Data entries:
------

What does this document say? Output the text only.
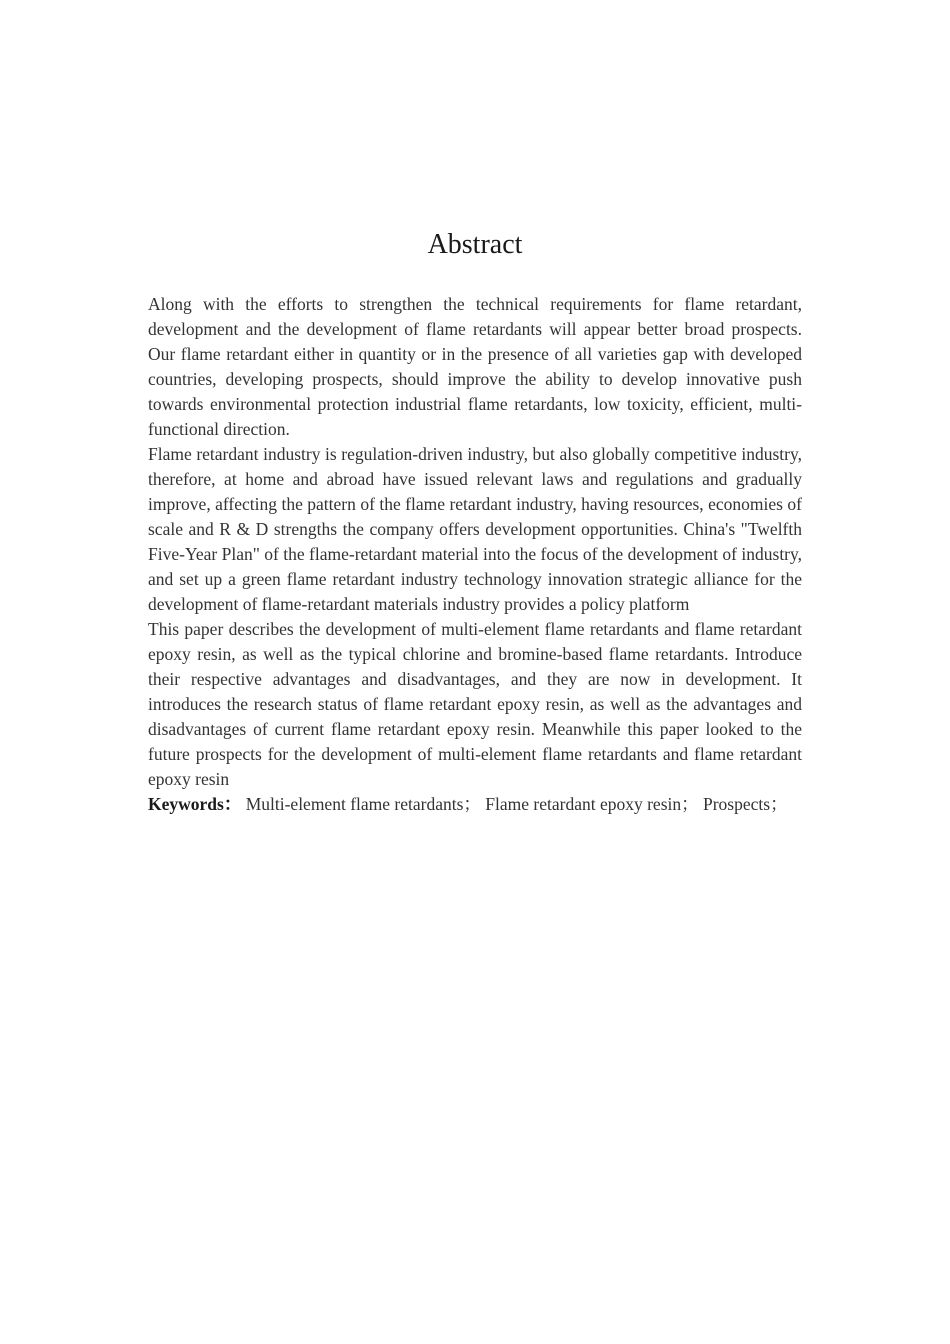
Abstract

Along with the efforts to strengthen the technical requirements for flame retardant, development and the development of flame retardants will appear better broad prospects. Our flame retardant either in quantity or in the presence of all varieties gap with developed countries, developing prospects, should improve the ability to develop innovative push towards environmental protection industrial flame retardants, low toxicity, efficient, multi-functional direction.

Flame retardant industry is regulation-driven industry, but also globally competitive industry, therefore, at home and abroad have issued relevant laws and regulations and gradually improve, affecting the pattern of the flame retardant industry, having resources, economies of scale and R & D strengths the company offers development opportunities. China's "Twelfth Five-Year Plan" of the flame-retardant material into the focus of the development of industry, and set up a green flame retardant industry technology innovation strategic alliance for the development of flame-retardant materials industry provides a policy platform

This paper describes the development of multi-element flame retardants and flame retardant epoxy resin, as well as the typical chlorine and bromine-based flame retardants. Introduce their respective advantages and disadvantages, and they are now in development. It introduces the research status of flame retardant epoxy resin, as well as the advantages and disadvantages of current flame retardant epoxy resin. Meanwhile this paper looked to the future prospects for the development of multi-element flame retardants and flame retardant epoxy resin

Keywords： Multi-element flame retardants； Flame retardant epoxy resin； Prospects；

------

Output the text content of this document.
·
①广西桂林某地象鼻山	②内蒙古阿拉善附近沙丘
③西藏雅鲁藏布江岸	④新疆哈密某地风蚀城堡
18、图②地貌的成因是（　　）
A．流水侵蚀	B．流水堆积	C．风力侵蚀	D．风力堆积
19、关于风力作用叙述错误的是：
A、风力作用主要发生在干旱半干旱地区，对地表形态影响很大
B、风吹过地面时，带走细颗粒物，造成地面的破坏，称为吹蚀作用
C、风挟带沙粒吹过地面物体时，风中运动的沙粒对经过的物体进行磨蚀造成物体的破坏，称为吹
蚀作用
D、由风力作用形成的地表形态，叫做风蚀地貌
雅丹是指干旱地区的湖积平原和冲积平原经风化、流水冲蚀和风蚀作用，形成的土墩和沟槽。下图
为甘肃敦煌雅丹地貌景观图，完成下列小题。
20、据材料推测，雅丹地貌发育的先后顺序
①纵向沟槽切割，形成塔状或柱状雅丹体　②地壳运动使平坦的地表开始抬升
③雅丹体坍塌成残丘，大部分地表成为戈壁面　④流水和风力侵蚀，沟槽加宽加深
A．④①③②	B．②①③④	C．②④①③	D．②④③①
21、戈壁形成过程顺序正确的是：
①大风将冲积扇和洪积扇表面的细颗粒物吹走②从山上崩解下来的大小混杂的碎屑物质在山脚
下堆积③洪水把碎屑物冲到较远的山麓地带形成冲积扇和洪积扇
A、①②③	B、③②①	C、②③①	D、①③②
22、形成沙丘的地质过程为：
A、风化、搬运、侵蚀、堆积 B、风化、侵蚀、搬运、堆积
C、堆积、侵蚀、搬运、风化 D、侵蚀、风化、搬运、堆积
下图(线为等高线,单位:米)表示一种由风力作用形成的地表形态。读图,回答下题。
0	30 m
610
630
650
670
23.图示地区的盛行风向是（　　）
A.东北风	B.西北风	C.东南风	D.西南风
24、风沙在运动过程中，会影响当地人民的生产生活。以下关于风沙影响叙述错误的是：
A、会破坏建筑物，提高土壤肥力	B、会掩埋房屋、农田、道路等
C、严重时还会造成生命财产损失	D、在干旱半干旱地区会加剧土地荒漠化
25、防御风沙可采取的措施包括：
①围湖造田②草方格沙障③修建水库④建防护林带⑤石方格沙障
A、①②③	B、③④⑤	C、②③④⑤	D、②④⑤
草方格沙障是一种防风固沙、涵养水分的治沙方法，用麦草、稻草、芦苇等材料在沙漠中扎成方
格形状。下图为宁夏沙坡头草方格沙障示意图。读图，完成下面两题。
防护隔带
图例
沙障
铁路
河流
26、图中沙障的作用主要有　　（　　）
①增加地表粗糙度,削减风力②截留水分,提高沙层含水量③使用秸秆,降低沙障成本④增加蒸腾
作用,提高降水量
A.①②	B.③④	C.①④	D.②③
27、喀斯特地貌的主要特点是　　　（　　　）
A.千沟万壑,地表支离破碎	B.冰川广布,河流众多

------

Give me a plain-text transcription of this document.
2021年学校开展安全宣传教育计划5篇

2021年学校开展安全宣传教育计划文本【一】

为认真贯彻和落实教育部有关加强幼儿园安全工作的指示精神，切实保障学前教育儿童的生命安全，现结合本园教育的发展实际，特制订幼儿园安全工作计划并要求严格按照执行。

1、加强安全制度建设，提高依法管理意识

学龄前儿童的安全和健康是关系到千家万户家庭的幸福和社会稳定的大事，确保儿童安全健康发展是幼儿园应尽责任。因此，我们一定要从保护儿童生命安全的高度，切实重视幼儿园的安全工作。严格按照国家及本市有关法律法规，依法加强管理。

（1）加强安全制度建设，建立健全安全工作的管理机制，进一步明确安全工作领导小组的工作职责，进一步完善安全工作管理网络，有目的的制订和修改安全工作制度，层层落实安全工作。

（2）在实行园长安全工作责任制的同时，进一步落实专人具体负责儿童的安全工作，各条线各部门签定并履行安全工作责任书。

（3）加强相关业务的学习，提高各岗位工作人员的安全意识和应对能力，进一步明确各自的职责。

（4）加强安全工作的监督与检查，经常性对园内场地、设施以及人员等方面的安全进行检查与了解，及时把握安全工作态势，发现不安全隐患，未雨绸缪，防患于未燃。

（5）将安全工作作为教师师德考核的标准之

------

**TASK GOAL**. Reply with one number only: how many lines of the listing hold "element"?

**ANSWER IN FULL**. 2